### Task objective
Gather up every line from the entries below that uses the word "voor".

### Records shown
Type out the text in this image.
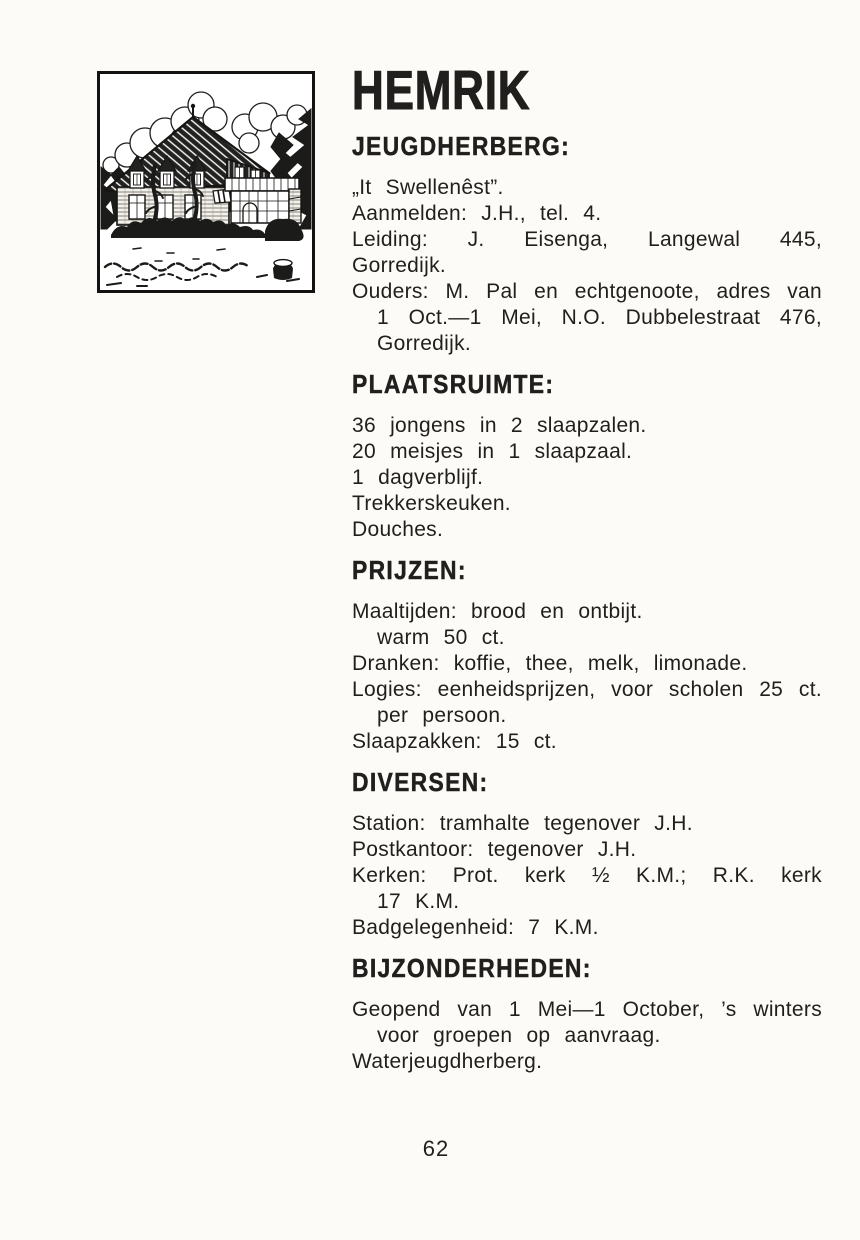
HEMRIK
JEUGDHERBERG:

„It Swellenêst”.

Aanmelden: J.H., tel. 4.

Leiding: J. Eisenga, Langewal 445, Gorredijk.

Ouders: M. Pal en echtgenoote, adres van

1 Oct.—1 Mei, N.O. Dubbelestraat 476,

Gorredijk.

PLAATSRUIMTE:

36 jongens in 2 slaapzalen.

20 meisjes in 1 slaapzaal.

1 dagverblijf.

Trekkerskeuken.

Douches.

PRIJZEN:

Maaltijden: brood en ontbijt.

warm 50 ct.

Dranken: koffie, thee, melk, limonade.

Logies: eenheidsprijzen, voor scholen 25 ct.

per persoon.

Slaapzakken: 15 ct.

DIVERSEN:

Station: tramhalte tegenover J.H.

Postkantoor: tegenover J.H.

Kerken: Prot. kerk ½ K.M.; R.K. kerk

17 K.M.

Badgelegenheid: 7 K.M.

BIJZONDERHEDEN:

Geopend van 1 Mei—1 October, ’s winters

voor groepen op aanvraag.

Waterjeugdherberg.

62
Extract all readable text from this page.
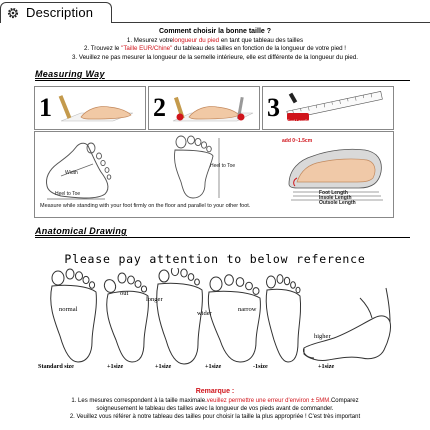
Description
Comment choisir la bonne taille ?
1. Mesurez votrelongueur du pied en tant que tableau des tailles
2. Trouvez le "Taille EUR/Chine" du tableau des tailles en fonction de la longueur de votre pied !
3. Veuillez ne pas mesurer la longueur de la semelle intérieure, elle est différente de la longueur du pied.
Measuring Way
1	2	3 Foot Length
Width
Heel to Toe
Heel to Toe
add 0~1.5cm
Foot Length
Insole Length
Outsole Length
Measure while standing with your foot firmly on the floor and parallel to your other foot.
Anatomical Drawing
Please pay attention to below reference
normal
out
longer
wider
narrow
higher
Standard size	+1size	+1size	+1size	-1size	+1size
Remarque :
1. Les mesures correspondent à la taille maximale.veuillez permettre une erreur d'environ ± 5MM.Comparez
soigneusement le tableau des tailles avec la longueur de vos pieds avant de commander.
2. Veuillez vous référer à notre tableau des tailles pour choisir la taille la plus appropriée ! C'est très important
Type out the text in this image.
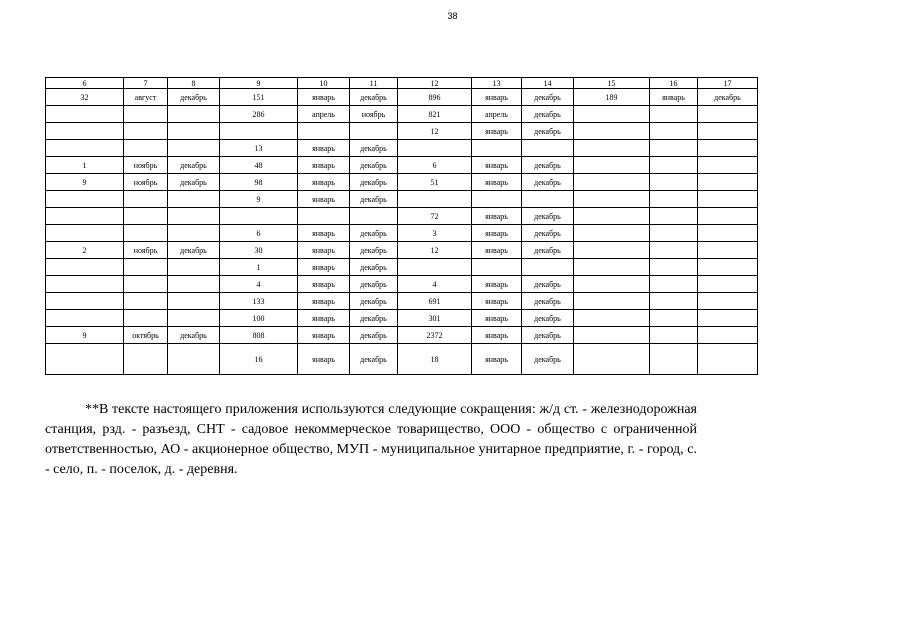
38
6	7	8	9	10	11	12	13	14	15	16	17
32	август	декабрь	151	январь	декабрь	896	январь	декабрь	189	январь	декабрь
			286	апрель	ноябрь	821	апрель	декабрь			
						12	январь	декабрь			
			13	январь	декабрь						
1	ноябрь	декабрь	48	январь	декабрь	6	январь	декабрь			
9	ноябрь	декабрь	98	январь	декабрь	51	январь	декабрь			
			9	январь	декабрь						
						72	январь	декабрь			
			6	январь	декабрь	3	январь	декабрь			
2	ноябрь	декабрь	30	январь	декабрь	12	январь	декабрь			
			1	январь	декабрь						
			4	январь	декабрь	4	январь	декабрь			
			133	январь	декабрь	691	январь	декабрь			
			100	январь	декабрь	301	январь	декабрь			
9	октябрь	декабрь	808	январь	декабрь	2372	январь	декабрь			
			16	январь	декабрь	18	январь	декабрь			

**В тексте настоящего приложения используются следующие сокращения: ж/д ст. - железнодорожная станция, рзд. - разъезд, СНТ - садовое некоммерческое товарищество, ООО - общество с ограниченной ответственностью, АО - акционерное общество, МУП - муниципальное унитарное предприятие, г. - город, с. - село, п. - поселок, д. - деревня.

### Exercise output
Logies: eenheidsprijzen, voor scholen 25 ct.
voor groepen op aanvraag.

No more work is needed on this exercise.